:: Extracto del documento

Un instante de locura
En el programa asegura el coreógrafo estadounidense John Neumeier que cuando tenía 10 años se hizo adicto a una biografía de Nijinsky, un volumen que tenía encuadernado en rosa, nada menos, allá en su Milwakee natal. Hoy tiene 61 y hace tres que estrenó con el Ballet de Hamburgo su homenaje, este Nijinsky, que ha llegado al Real precedido por el éxito. Ambiciosa producción, la coreografía tiene una estructura circular que arranca el día de la última presentación pública del innovador bailarín y coreógrafo ruso en un hotel de St. Moritz, en 1919, y termina en ese mismo punto. Entre medias, se supone que hay un instante en la cabeza del glorioso artista en que estaba a punto de abandonar la cordura. Pero el instante de Neumeier dura dos horas y media largas en las que, con las licencias que permite aquello de la locura, intenta dar caótico repaso a su vida, destacando sus inspiraciones artísticas, otorgando gran relevancia a Diaghilev como mentor, amante atormentado y amigo, sin olvidar familia, boda, infancia, gloria, miedo, éxitos con los ballets rusos, momento político-social y referencias culturales de toda índole.
Ballet de Hamburgo
Director Artístico: John Neumeier. Programa: Nijinsky (J. Neumeier / Chopin, Schumann, Rimsky-Korsakov, Shostakovich. 2000). Orquesta Sinfónica de Madrid. Director: Rainer Mühlbach. Teatro Real (Madrid). 8 de septiembre de 2003.
No conforme con ello, también hay momentos en los que da rienda suelta a su cabeza loca, nunca mejor dicho. No obstante, este Nijinsky es menos transgresor y coherente de lo que Neumeier cree.

::::
:: Registros enumerados

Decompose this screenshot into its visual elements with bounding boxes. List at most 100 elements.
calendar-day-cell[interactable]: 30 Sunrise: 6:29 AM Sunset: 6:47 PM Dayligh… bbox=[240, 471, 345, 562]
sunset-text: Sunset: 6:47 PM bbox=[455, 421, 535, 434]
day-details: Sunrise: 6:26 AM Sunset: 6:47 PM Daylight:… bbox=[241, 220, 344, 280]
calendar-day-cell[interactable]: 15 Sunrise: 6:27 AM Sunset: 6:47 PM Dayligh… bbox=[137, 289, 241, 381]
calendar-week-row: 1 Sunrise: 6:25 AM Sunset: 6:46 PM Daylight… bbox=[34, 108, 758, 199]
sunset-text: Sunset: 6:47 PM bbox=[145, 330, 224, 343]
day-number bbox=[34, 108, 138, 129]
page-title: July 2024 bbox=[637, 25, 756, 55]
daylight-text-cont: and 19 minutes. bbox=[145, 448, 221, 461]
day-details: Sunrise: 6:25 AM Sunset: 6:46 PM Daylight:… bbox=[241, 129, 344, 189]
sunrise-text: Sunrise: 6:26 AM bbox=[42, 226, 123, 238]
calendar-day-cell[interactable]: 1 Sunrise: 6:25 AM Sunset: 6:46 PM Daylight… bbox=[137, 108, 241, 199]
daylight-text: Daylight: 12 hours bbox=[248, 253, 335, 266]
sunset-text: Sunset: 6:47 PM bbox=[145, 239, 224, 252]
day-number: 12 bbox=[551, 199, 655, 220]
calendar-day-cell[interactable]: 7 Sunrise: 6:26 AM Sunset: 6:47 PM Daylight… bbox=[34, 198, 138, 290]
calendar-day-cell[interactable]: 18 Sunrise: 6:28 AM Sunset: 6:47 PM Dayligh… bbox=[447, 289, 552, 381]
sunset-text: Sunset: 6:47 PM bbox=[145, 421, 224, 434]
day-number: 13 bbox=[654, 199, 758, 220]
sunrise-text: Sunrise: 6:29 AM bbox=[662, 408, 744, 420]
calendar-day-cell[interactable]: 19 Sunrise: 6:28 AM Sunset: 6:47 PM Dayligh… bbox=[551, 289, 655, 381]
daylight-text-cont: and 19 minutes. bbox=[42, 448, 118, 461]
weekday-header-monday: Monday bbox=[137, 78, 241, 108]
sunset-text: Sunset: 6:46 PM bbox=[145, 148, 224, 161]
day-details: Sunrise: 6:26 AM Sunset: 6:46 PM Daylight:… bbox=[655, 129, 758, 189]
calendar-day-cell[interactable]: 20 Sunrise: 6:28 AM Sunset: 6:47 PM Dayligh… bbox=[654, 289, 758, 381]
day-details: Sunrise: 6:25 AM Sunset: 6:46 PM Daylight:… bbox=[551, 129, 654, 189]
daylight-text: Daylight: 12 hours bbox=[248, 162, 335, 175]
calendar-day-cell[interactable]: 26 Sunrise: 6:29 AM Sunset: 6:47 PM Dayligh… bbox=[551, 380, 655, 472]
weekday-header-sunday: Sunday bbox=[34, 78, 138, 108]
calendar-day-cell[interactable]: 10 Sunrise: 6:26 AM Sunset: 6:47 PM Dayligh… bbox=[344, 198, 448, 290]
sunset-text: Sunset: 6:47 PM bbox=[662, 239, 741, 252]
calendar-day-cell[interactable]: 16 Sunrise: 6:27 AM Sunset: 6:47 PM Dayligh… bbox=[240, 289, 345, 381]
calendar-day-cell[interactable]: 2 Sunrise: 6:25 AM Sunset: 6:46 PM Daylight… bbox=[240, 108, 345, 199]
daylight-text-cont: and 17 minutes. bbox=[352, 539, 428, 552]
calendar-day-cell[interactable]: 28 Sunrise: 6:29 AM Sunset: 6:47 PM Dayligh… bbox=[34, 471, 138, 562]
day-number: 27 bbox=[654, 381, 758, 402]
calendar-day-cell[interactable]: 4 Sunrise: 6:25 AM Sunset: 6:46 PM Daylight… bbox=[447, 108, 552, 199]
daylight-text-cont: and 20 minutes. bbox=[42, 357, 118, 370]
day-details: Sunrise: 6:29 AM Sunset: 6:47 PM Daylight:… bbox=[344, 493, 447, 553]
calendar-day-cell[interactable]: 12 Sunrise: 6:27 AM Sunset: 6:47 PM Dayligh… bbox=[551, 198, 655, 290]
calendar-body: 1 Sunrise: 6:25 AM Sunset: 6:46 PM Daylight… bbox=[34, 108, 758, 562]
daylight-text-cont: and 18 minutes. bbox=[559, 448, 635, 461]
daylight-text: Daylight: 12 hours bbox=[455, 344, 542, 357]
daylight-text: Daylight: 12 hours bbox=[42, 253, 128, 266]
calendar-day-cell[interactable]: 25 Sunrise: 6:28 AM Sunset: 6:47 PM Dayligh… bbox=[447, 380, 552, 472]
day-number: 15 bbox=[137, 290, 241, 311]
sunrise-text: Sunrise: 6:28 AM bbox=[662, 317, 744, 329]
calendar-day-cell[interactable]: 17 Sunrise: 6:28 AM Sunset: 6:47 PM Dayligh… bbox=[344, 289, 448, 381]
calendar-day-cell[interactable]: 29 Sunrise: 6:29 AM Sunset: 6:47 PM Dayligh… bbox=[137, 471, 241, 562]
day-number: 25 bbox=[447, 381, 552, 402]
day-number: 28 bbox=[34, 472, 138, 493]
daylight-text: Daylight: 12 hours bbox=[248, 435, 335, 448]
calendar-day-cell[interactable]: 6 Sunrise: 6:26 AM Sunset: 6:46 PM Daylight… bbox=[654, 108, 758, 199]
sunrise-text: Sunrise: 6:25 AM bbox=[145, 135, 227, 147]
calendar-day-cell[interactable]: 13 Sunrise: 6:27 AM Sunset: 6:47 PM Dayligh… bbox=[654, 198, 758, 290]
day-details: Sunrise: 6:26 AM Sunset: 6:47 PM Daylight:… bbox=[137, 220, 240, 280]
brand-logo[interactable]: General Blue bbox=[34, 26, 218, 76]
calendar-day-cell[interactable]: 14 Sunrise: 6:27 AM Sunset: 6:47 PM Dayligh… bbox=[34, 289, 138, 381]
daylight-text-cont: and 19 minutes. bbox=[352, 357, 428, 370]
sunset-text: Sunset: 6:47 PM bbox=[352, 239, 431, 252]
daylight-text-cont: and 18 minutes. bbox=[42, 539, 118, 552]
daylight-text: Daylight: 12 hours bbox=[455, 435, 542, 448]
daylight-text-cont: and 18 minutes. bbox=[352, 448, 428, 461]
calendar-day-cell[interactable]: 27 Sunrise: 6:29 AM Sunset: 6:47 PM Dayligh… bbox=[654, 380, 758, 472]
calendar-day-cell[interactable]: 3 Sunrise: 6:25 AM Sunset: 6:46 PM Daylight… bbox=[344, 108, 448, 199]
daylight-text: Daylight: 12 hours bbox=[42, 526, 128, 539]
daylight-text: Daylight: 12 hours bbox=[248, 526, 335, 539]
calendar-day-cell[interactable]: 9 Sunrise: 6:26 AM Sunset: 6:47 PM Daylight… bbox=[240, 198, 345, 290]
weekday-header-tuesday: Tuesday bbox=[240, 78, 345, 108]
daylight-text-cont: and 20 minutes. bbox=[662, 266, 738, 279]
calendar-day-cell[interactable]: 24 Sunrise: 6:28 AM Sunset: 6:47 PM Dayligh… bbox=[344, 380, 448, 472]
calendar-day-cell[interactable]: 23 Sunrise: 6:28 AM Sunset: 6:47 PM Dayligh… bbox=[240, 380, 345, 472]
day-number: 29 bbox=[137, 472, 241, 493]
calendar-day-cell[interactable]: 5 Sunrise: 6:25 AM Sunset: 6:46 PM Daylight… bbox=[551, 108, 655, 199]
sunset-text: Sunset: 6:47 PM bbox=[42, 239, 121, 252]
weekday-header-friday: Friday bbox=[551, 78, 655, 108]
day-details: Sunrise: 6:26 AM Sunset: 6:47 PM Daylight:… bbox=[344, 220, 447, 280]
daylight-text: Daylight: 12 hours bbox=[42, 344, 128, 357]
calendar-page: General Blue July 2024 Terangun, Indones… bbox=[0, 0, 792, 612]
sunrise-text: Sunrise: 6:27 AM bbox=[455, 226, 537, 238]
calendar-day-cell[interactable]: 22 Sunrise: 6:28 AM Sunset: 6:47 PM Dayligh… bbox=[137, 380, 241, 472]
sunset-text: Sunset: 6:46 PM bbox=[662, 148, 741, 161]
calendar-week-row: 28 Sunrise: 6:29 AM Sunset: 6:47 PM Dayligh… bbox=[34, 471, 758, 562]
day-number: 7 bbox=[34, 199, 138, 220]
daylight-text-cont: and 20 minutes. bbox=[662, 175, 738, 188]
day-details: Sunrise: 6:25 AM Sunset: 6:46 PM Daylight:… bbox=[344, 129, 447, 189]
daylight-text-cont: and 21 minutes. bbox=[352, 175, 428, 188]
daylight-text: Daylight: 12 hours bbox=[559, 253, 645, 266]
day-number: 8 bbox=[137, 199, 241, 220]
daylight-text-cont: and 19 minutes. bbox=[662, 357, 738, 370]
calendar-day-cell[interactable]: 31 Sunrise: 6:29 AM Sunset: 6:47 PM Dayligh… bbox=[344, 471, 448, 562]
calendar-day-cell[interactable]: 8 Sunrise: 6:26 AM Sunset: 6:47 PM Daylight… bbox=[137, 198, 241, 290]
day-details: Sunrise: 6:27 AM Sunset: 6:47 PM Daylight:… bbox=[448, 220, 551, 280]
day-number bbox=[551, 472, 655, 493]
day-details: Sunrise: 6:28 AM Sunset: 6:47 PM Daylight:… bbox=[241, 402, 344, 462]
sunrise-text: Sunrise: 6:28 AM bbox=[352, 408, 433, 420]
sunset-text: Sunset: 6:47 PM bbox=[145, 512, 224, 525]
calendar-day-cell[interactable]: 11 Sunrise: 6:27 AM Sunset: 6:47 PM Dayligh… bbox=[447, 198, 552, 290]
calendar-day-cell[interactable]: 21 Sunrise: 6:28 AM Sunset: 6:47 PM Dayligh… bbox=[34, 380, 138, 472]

::::

Ejercicios propuestos:
A – Responde estas preguntas con datos de la reseña:
(i) ¿Qué edad tenía Neumeier cuando se hizo adicto a una biografía de Nijinsky?
(ii) ¿Quién dirigió la Orquesta Sinfónica de Madrid?
(iii) ¿Dónde y en qué año fue la última presentación pública de Nijinsky?
B – Resume la reseña en dos oraciones.

Resultados del ejercicio:
A –
(i) Tenía 10 años.
(ii) Rainer Mühlbach.
(iii) En un hotel de St. Moritz, en 1919.

B – La reseña comenta el Nijinsky de John Neumeier que el Ballet de Hamburgo presentó en el Teatro Real. Es una producción ambiciosa de estructura circular que parte de la última presentación pública de Nijinsky en St. Moritz, en 1919, y repasa caóticamente su vida, con gran relevancia de Diaghilev, aunque resulta menos transgresora y coherente de lo que Neumeier cree.